%%
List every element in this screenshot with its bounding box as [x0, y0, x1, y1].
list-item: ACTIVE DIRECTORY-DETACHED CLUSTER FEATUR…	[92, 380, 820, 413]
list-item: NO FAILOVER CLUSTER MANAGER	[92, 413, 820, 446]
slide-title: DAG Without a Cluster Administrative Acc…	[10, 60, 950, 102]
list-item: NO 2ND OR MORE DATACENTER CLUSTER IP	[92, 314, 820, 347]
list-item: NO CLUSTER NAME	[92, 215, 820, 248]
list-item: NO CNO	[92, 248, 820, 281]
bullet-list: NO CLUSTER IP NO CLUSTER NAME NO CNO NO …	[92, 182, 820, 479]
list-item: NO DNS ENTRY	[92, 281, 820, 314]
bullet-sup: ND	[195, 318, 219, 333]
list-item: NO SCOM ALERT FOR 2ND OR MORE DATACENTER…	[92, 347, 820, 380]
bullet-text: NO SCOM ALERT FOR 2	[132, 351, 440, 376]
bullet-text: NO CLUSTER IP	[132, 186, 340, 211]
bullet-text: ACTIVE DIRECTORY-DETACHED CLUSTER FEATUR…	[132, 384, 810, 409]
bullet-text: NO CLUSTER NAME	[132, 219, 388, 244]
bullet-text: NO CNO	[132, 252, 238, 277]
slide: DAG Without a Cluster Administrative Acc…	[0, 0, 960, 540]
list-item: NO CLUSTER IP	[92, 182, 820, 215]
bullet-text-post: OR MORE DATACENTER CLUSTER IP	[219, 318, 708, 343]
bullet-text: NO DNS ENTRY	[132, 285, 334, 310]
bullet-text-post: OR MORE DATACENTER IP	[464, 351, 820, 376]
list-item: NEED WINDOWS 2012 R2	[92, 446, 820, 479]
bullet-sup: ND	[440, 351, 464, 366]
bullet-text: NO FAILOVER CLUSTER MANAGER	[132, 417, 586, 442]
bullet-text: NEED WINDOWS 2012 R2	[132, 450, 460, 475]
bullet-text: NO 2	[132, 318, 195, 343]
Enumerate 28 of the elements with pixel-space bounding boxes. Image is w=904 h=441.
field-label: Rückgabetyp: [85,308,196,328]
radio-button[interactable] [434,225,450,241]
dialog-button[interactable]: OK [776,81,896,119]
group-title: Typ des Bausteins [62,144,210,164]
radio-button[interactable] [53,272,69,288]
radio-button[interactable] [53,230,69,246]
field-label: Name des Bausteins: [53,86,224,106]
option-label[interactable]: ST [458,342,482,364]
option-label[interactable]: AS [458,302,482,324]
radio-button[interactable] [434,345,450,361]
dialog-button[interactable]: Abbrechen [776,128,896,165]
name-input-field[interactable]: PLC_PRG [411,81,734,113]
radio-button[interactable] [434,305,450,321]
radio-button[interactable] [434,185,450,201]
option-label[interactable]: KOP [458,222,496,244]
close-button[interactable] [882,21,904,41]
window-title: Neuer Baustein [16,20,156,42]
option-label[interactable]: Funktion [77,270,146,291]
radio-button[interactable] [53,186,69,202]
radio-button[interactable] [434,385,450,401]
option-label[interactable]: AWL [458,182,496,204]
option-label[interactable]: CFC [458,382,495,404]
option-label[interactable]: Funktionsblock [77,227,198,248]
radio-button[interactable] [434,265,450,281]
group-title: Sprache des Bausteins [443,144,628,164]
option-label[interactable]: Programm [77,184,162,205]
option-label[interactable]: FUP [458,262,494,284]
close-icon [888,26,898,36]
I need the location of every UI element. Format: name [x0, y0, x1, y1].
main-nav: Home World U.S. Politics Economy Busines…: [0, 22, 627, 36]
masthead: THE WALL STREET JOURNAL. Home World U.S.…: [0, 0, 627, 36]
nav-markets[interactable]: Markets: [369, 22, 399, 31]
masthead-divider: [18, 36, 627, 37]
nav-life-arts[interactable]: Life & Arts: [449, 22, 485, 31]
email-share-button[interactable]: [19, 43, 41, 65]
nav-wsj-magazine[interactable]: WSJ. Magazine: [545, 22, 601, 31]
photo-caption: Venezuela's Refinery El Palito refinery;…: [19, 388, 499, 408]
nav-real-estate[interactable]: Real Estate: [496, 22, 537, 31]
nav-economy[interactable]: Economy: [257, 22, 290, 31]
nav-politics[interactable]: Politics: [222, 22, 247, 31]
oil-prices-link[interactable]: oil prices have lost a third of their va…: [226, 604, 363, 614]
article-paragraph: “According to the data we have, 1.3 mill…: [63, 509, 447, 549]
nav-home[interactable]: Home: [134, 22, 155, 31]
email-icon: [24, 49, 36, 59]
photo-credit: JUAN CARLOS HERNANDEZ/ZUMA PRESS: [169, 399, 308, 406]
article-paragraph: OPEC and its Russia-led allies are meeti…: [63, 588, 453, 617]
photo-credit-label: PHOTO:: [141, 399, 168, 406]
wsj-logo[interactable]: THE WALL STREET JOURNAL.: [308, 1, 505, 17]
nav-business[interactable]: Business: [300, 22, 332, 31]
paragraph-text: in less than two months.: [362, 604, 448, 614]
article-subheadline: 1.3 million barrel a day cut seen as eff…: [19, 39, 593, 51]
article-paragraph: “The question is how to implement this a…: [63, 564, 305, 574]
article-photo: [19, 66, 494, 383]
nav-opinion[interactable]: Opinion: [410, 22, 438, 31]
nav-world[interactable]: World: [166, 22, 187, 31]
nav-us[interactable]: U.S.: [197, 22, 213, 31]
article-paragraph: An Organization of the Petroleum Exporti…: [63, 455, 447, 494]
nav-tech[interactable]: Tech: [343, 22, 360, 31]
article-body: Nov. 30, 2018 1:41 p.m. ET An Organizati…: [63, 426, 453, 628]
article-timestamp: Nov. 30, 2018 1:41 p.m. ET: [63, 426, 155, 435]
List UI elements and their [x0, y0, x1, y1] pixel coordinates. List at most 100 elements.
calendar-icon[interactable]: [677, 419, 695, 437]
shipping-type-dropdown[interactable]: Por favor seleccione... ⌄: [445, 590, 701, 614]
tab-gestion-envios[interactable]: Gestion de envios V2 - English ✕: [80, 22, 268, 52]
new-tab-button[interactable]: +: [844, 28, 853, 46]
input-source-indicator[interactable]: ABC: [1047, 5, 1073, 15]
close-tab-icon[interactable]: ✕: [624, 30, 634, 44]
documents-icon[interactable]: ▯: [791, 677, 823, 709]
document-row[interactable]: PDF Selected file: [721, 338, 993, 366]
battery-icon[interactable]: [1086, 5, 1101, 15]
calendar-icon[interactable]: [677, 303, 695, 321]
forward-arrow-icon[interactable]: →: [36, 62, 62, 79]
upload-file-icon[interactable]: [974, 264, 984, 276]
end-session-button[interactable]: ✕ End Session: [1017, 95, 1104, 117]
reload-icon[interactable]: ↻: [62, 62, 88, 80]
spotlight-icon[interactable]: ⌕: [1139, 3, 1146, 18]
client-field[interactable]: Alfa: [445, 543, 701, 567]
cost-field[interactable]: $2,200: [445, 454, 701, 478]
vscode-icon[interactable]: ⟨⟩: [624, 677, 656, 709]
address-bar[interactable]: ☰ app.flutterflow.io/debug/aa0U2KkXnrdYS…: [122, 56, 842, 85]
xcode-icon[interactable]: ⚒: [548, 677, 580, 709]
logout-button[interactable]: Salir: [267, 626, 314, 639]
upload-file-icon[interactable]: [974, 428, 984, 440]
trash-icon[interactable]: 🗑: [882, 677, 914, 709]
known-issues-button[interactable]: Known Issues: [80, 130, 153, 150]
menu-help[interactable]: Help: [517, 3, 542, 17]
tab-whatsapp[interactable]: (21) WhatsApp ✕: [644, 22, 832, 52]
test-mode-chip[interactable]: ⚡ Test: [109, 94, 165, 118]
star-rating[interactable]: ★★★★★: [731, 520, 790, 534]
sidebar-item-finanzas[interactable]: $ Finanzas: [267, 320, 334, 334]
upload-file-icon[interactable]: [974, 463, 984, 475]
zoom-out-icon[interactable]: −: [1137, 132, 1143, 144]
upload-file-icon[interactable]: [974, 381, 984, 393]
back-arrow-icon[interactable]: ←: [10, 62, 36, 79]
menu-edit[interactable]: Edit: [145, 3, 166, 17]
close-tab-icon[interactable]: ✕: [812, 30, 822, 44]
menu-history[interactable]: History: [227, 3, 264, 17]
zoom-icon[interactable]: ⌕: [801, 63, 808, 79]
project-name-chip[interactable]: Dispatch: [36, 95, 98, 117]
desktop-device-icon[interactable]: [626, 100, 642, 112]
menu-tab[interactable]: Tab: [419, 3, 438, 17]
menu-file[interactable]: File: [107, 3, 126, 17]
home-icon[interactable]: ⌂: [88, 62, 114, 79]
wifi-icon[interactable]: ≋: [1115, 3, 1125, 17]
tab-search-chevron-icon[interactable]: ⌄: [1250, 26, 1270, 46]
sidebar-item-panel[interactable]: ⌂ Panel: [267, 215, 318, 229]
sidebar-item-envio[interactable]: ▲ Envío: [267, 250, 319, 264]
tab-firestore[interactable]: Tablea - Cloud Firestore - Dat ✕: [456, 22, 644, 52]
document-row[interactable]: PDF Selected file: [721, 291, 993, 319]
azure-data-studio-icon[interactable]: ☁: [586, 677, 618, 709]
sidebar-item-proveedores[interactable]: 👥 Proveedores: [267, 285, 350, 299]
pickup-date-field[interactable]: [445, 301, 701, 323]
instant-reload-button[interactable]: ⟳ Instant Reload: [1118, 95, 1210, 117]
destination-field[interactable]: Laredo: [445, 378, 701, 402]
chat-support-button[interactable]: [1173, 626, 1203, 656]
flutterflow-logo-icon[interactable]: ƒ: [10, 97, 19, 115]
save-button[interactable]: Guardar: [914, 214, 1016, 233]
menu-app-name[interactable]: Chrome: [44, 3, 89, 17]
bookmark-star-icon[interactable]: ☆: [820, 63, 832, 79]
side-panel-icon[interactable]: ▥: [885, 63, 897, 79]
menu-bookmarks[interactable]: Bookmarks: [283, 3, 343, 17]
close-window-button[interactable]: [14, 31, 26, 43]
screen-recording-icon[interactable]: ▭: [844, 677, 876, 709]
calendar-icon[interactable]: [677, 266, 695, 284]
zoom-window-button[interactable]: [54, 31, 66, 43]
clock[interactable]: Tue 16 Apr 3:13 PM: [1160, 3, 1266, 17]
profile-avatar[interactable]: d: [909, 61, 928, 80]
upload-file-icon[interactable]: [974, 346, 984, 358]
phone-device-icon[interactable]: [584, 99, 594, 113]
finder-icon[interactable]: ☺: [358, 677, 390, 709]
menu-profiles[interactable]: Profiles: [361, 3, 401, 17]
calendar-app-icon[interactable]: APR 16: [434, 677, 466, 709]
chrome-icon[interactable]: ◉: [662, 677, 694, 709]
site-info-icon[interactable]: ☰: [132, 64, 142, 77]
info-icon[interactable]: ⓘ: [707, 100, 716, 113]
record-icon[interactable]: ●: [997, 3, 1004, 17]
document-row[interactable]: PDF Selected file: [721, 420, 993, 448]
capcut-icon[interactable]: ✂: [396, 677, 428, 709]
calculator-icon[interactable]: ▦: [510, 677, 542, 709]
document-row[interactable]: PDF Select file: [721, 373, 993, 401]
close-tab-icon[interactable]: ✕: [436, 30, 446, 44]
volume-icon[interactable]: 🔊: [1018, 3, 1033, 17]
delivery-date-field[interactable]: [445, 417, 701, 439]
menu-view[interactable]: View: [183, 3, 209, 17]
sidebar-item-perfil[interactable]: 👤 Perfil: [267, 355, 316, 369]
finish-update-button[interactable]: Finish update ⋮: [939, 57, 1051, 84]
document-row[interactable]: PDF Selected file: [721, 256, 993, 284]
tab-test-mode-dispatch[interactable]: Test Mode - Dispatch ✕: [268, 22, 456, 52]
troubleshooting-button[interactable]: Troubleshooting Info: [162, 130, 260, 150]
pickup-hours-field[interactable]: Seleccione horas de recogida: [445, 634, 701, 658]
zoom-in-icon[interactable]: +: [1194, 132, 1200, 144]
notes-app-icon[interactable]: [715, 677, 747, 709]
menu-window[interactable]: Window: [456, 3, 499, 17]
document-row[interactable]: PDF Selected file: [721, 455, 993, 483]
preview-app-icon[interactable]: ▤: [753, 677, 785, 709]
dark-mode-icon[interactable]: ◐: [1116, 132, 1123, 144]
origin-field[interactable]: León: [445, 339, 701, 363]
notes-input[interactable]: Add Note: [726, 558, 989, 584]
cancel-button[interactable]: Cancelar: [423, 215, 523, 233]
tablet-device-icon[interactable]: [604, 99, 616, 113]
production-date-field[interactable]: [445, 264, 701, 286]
%%
# [Prompt]
Reproduce verbatim the part of the listing that opens at its very first line and closes with the line containing "252, 238, 277]", with both end lines included.

# [Result of this task]
List every element in this screenshot with its bounding box as [x0, y0, x1, y1].
list-item: ACTIVE DIRECTORY-DETACHED CLUSTER FEATUR…	[92, 380, 820, 413]
list-item: NO FAILOVER CLUSTER MANAGER	[92, 413, 820, 446]
slide-title: DAG Without a Cluster Administrative Acc…	[10, 60, 950, 102]
list-item: NO 2ND OR MORE DATACENTER CLUSTER IP	[92, 314, 820, 347]
list-item: NO CLUSTER NAME	[92, 215, 820, 248]
list-item: NO CNO	[92, 248, 820, 281]
bullet-list: NO CLUSTER IP NO CLUSTER NAME NO CNO NO …	[92, 182, 820, 479]
list-item: NO DNS ENTRY	[92, 281, 820, 314]
bullet-sup: ND	[195, 318, 219, 333]
list-item: NO SCOM ALERT FOR 2ND OR MORE DATACENTER…	[92, 347, 820, 380]
bullet-text: NO SCOM ALERT FOR 2	[132, 351, 440, 376]
bullet-text: NO CLUSTER IP	[132, 186, 340, 211]
bullet-text: ACTIVE DIRECTORY-DETACHED CLUSTER FEATUR…	[132, 384, 810, 409]
bullet-text: NO CLUSTER NAME	[132, 219, 388, 244]
bullet-text: NO CNO	[132, 252, 238, 277]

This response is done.